> **Task A**:
Reproduce the stretch of the entries from the line containing "Patent image size: (842, 816)." through the line containing "The camera C is at (144, 65).", unchanged.

Do you have the courage to STAY a premium brand?

by Tony  Fannin, president, BE Branded

If you’re not a premium brand, then this may not be for you. But, if you consider your company or any product/service line you offer a premium line, this may interest you. As a premium brand, it’s tempting to cut your pricing or give too much in today’s economic conditions just to make the numbers (and most of the time, your margins will be too thin to sustain the brand). It takes greater courage to stay true to your brand. It’s those who remain consistent that are rewarded in the long run. Now, I’m not saying not to be creative with incentives or short-term promotions, but they must be in alignment with your brand. If you do too much, you run the high risk of devaluing your brand and you’ll spend even more money later just to recapture your lost margins. Here are a few points about being a premium brand in challenging economic times:

• Discounting doesn’t buy loyalty. Premium brands don’t discount because discounting doesn’t buy loyalty. It may get you a short-term rise, but in the end, it will erode your brand equity. You’ll spend many times over just to regain the lost margins you have so easily given up. You begin to reinforce the image that your brand no longer carries a high value and that it’s perceived worth is less than it was before. When people shop price, there is no loyalty. As soon as they find a cheaper price, they leave you.

> **Task B**:
Summarize the article on staying a premium brand in two sentences.

> **Information provided**:
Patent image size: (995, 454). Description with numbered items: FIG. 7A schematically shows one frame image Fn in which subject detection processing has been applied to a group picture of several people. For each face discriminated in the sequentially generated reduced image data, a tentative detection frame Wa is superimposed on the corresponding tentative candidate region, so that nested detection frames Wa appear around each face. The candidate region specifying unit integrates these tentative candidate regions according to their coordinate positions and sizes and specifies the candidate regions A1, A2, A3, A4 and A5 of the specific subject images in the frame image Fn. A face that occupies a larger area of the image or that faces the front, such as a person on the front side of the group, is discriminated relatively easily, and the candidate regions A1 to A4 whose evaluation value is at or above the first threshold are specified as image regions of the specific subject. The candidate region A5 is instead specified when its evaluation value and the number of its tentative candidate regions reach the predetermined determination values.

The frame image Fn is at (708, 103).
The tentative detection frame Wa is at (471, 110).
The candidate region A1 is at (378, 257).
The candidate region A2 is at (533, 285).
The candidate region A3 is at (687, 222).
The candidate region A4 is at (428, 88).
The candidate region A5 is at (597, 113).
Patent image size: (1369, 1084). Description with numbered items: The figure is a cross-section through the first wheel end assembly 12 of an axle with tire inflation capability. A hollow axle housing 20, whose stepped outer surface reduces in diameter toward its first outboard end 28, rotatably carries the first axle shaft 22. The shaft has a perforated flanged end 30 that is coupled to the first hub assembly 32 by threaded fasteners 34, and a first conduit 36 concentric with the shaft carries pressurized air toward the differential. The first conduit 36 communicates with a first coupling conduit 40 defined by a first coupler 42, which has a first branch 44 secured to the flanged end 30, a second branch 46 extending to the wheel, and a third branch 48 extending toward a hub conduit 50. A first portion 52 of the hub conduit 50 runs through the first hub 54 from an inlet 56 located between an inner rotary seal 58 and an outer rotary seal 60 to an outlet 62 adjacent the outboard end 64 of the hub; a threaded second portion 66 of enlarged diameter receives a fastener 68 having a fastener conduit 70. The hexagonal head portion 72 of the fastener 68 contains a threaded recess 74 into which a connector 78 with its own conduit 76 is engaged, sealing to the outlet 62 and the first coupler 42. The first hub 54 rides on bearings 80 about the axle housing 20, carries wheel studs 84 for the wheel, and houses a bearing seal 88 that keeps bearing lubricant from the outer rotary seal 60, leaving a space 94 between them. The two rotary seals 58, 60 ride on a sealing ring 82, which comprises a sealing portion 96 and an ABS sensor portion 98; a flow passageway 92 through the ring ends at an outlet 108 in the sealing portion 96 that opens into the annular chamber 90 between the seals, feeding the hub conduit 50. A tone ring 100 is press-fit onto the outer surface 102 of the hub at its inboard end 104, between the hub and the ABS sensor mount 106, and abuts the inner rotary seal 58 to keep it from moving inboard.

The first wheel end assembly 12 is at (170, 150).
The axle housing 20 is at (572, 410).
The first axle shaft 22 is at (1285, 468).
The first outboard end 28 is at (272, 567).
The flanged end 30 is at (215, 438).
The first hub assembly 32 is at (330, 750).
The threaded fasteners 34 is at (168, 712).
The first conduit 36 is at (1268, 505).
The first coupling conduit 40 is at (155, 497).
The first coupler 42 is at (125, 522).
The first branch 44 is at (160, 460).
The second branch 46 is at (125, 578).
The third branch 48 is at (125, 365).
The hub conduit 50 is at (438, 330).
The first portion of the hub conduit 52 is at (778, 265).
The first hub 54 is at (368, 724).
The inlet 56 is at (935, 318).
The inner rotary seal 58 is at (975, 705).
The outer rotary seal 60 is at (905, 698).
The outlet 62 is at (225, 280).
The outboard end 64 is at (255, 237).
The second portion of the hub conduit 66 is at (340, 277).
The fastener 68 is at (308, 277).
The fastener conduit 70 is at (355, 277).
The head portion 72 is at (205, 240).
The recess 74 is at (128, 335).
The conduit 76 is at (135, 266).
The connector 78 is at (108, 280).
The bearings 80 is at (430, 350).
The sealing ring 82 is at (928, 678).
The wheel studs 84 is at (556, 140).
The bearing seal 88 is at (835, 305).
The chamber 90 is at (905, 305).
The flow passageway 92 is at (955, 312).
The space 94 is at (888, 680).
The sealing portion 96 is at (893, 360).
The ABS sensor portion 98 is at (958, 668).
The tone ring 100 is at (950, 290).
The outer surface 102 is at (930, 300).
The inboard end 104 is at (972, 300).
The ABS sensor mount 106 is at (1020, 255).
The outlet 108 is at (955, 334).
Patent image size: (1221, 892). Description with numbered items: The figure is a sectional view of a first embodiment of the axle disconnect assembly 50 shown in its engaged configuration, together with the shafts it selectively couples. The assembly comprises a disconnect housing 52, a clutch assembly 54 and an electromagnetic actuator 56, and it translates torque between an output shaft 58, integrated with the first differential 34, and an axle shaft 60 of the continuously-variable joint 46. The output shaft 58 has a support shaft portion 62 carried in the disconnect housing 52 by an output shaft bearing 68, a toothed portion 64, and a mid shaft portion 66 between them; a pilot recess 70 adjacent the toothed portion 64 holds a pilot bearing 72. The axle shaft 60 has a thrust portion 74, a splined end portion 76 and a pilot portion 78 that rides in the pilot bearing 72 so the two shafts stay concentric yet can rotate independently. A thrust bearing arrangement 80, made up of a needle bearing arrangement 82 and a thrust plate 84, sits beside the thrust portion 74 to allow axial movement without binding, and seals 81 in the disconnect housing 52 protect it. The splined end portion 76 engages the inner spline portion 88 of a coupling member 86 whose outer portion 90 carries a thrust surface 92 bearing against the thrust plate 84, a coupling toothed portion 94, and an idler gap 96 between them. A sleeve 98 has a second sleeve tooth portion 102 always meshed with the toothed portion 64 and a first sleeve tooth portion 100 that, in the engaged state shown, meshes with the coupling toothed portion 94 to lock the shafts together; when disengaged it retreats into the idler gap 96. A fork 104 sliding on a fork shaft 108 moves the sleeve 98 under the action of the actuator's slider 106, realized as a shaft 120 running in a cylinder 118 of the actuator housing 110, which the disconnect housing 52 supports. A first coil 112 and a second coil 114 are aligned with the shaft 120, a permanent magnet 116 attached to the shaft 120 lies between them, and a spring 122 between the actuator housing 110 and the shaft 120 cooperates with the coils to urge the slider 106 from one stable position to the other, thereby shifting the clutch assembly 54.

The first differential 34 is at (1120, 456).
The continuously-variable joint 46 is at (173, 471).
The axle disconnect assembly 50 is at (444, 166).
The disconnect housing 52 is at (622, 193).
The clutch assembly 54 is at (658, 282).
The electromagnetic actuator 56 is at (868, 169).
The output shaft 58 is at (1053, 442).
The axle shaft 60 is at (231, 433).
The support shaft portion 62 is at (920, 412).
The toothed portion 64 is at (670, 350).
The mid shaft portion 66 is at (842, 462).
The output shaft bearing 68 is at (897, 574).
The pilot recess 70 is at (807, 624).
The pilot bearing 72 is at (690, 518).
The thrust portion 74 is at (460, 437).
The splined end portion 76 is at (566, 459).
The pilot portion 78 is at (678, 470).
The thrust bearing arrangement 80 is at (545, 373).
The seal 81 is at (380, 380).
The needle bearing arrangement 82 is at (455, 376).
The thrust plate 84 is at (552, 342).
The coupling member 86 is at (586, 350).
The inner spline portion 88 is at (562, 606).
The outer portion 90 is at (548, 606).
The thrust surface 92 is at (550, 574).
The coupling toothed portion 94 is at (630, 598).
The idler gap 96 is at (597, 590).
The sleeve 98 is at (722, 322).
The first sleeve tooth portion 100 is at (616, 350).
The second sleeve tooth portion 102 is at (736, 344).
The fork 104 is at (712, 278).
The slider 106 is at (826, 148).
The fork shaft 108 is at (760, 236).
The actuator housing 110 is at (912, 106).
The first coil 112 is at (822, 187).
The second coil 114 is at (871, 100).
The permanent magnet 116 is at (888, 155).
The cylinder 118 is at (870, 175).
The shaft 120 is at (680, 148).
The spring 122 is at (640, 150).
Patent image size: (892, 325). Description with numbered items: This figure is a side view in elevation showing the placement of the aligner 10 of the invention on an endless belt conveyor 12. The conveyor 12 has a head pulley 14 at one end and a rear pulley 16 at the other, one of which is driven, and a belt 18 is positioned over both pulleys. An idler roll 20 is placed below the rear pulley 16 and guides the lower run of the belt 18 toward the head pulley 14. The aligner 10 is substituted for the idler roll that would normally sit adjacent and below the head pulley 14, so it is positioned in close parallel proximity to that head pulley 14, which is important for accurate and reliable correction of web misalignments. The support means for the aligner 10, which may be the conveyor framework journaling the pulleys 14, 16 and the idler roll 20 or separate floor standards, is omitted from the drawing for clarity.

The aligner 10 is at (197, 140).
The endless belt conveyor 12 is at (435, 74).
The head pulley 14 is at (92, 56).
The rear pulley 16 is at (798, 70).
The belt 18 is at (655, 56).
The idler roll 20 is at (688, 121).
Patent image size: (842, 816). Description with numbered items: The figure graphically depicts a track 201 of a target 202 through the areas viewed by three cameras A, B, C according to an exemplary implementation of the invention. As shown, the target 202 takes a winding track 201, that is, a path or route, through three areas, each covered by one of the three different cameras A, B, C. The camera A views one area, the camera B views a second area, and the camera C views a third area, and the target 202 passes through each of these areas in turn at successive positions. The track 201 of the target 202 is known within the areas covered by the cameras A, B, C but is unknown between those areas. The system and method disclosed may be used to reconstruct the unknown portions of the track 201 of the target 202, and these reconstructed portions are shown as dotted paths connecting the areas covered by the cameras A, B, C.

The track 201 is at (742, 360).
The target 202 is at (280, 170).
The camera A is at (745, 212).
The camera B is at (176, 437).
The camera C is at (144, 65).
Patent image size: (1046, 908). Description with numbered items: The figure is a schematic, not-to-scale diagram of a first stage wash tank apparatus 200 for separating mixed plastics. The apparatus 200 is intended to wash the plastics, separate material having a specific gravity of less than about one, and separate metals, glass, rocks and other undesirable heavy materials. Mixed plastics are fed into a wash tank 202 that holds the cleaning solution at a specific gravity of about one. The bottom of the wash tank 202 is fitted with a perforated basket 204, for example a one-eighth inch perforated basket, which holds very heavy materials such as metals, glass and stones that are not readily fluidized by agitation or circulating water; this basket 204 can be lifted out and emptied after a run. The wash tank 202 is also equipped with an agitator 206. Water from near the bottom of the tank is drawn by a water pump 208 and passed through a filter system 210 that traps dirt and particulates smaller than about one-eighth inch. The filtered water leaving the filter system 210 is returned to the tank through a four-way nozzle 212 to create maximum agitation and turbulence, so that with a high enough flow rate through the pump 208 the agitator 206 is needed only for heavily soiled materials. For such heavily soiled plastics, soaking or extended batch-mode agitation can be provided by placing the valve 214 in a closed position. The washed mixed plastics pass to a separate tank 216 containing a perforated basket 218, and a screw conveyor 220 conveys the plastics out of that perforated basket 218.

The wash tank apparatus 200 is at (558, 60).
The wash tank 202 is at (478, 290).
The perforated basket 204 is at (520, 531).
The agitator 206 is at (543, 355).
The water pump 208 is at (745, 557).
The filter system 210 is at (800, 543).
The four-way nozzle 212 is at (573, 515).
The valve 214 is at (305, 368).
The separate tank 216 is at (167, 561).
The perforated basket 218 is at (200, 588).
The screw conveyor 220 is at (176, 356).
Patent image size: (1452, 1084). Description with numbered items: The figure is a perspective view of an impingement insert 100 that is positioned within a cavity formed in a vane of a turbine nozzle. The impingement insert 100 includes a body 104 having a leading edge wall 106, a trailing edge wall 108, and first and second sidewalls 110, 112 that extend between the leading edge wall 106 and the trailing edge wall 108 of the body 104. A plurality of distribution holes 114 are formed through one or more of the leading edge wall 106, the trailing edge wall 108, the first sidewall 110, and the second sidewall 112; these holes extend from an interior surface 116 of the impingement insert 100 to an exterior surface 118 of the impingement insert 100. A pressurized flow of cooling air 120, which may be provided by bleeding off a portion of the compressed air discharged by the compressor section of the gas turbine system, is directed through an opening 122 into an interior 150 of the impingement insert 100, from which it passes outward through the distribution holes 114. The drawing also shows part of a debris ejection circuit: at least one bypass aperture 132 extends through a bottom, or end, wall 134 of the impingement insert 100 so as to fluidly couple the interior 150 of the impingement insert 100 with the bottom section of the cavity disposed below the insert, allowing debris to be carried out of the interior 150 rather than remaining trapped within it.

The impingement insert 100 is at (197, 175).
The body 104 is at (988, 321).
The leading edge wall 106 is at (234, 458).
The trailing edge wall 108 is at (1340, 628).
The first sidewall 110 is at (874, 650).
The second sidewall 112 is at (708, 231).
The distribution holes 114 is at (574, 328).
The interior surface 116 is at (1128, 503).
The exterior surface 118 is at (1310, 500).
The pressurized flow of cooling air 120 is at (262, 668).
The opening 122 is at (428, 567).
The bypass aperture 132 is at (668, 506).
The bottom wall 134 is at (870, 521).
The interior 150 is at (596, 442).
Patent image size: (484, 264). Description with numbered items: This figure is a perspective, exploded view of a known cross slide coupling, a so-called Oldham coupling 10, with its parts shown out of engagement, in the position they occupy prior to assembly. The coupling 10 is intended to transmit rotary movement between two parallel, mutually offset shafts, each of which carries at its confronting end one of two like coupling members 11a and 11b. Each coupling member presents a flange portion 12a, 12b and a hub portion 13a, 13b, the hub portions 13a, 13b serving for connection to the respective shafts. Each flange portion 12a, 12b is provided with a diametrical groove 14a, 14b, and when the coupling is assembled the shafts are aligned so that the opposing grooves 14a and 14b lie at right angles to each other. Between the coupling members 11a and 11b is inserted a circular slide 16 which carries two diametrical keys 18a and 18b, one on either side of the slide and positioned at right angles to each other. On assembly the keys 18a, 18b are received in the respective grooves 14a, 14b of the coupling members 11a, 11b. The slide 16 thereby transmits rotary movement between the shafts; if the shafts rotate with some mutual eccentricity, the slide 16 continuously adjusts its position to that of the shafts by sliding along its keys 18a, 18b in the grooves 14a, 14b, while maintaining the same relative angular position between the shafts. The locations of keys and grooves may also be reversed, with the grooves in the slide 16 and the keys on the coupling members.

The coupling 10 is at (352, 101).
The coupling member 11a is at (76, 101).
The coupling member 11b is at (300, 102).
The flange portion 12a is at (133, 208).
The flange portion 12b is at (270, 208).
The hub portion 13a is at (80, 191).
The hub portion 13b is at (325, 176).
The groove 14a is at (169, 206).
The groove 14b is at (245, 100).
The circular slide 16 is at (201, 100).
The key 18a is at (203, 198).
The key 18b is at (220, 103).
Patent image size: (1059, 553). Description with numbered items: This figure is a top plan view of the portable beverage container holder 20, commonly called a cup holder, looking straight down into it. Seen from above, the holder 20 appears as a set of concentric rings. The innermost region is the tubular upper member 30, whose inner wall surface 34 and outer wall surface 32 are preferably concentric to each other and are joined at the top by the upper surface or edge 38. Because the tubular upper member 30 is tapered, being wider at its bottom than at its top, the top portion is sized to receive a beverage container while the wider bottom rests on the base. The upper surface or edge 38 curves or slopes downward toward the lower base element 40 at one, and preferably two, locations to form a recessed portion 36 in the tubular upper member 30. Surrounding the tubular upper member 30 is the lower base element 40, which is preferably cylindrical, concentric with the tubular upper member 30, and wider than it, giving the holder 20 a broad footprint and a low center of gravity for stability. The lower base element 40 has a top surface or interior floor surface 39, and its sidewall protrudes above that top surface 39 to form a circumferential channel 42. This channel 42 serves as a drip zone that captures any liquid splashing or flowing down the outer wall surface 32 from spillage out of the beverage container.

> **Complete response A**:
Patent image size: (842, 816). Description with numbered items: The figure graphically depicts a track 201 of a target 202 through the areas viewed by three cameras A, B, C according to an exemplary implementation of the invention. As shown, the target 202 takes a winding track 201, that is, a path or route, through three areas, each covered by one of the three different cameras A, B, C. The camera A views one area, the camera B views a second area, and the camera C views a third area, and the target 202 passes through each of these areas in turn at successive positions. The track 201 of the target 202 is known within the areas covered by the cameras A, B, C but is unknown between those areas. The system and method disclosed may be used to reconstruct the unknown portions of the track 201 of the target 202, and these reconstructed portions are shown as dotted paths connecting the areas covered by the cameras A, B, C.

The track 201 is at (742, 360).
The target 202 is at (280, 170).
The camera A is at (745, 212).
The camera B is at (176, 437).
The camera C is at (144, 65).

> **Complete response B**:
The article argues that a premium brand is tempted to cut prices or give too much in today's economy, but staying consistent with the brand takes more courage and is rewarded in the long run, while overdoing incentives risks devaluing the brand. It holds that discounting does not buy loyalty, since it erodes brand equity, suggests the brand is worth less, and attracts price shoppers who leave as soon as they find a cheaper price.